[RECORDS FOR THE TASK]

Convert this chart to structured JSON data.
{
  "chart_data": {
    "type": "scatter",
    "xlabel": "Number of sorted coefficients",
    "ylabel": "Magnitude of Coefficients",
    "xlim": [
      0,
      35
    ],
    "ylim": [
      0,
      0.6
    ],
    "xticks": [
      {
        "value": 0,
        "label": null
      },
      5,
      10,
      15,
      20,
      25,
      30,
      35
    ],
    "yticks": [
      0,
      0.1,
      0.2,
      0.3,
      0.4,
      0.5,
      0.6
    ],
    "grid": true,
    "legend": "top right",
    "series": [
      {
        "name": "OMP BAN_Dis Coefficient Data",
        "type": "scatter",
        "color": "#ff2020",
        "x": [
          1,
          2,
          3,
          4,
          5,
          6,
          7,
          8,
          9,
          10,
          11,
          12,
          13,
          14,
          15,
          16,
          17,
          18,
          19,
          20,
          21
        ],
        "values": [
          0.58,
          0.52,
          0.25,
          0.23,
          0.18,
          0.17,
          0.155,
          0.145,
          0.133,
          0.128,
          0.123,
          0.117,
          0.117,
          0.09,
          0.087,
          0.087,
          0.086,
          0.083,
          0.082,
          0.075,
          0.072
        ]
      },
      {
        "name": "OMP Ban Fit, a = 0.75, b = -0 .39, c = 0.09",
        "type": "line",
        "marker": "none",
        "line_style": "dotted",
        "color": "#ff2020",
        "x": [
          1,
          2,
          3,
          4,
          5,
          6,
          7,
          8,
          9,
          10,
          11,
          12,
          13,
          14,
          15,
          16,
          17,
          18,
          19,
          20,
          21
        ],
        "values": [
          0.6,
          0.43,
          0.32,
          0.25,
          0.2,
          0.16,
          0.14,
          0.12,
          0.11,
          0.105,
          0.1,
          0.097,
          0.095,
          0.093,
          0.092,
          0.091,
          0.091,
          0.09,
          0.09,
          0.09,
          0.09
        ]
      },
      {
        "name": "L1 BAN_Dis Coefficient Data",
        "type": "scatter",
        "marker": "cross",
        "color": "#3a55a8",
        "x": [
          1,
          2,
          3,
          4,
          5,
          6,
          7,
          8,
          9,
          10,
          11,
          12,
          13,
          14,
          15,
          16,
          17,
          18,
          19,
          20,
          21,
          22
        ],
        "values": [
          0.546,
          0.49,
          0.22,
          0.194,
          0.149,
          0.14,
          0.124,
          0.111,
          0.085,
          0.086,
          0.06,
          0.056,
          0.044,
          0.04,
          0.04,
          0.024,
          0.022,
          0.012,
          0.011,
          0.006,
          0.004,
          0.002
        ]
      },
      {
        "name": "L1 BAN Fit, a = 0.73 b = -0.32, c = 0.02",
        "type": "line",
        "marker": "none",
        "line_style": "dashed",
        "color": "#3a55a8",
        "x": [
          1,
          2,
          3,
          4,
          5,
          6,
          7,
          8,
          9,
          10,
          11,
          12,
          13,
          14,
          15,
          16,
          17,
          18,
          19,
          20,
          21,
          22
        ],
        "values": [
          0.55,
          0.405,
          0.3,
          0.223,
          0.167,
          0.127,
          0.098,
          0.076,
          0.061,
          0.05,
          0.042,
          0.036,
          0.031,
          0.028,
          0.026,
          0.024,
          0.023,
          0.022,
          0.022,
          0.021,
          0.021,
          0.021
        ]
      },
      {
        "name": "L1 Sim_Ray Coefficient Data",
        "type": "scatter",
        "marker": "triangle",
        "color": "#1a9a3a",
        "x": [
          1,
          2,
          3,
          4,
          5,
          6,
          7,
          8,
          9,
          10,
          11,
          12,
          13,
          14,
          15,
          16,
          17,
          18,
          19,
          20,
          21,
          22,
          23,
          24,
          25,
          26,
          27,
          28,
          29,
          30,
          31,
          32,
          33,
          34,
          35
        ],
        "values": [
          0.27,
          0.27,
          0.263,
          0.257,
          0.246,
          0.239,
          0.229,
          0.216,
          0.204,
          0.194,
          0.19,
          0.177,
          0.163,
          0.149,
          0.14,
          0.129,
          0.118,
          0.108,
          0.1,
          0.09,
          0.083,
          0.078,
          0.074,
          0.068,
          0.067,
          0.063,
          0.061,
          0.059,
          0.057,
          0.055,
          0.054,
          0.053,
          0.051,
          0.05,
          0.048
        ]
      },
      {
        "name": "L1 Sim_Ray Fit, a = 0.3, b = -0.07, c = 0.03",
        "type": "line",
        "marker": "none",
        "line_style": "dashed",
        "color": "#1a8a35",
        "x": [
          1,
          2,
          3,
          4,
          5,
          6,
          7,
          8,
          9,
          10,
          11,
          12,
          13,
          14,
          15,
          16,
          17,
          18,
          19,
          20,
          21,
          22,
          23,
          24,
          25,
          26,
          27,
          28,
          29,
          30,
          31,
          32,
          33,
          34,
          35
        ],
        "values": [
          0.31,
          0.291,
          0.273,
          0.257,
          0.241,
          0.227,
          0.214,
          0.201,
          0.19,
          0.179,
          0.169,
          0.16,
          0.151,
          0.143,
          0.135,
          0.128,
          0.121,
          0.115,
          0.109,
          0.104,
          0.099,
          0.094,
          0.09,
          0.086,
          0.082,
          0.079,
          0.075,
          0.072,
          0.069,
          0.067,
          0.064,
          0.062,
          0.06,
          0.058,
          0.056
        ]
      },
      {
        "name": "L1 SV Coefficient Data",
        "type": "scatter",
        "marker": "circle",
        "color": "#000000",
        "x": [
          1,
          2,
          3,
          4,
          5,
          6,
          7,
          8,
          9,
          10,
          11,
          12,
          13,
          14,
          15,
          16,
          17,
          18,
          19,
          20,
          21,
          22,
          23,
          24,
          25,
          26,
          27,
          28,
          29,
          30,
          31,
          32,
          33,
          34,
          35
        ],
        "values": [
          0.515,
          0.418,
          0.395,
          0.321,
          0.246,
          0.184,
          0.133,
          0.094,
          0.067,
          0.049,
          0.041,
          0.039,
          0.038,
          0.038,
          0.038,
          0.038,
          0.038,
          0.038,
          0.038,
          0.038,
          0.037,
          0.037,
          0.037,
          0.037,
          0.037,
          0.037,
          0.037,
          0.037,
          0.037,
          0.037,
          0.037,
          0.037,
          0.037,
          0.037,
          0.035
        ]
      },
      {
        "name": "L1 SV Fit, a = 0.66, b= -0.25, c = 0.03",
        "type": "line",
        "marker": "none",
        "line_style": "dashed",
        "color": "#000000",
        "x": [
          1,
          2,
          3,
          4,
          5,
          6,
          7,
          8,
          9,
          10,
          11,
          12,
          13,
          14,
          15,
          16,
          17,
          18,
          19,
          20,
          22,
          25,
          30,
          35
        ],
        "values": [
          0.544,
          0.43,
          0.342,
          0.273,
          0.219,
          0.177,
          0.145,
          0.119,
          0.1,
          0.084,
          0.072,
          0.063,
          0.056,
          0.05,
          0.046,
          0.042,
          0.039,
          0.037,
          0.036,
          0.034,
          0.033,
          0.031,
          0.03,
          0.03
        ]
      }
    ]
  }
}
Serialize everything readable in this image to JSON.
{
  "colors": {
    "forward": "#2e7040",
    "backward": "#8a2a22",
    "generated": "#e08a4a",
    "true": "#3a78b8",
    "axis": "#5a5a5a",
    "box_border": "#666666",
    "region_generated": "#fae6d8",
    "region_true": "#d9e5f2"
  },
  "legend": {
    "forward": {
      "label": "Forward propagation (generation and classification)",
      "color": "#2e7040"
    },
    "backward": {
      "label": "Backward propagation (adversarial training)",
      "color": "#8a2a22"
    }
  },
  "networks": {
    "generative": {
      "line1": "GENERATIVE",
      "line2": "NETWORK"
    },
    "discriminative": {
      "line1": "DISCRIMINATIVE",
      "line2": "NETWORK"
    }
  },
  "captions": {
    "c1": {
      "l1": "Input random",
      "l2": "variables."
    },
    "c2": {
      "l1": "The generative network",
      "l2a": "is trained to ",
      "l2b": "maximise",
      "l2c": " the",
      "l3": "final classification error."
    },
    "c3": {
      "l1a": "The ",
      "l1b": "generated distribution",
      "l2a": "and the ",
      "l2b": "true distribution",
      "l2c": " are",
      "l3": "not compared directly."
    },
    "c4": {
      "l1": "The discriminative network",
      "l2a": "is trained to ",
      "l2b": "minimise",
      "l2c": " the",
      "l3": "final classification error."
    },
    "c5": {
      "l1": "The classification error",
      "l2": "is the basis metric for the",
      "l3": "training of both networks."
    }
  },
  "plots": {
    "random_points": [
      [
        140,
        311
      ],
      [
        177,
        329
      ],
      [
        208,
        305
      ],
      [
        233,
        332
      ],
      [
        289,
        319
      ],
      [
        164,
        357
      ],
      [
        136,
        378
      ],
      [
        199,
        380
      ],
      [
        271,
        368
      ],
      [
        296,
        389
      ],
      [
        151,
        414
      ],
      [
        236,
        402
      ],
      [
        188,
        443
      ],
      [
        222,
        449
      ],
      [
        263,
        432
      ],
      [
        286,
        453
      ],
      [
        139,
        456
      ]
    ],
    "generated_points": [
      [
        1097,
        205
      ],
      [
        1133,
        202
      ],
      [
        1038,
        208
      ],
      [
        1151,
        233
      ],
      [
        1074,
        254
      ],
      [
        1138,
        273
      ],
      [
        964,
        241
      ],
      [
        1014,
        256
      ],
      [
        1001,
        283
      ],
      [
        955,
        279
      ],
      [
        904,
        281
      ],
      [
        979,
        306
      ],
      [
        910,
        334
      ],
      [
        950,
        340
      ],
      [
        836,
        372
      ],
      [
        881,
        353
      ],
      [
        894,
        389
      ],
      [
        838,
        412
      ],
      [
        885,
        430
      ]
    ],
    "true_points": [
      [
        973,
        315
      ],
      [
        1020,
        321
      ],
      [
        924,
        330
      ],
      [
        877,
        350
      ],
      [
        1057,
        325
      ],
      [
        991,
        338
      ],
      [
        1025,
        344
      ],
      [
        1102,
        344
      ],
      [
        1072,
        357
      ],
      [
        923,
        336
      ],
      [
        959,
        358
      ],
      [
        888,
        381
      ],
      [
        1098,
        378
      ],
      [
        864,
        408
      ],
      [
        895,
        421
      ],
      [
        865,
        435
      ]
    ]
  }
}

[OBJECTIVE] Show the lines of the records that contain the word "networks".

[FULL SOLUTION]
  "networks": {
      "l3": "training of both networks."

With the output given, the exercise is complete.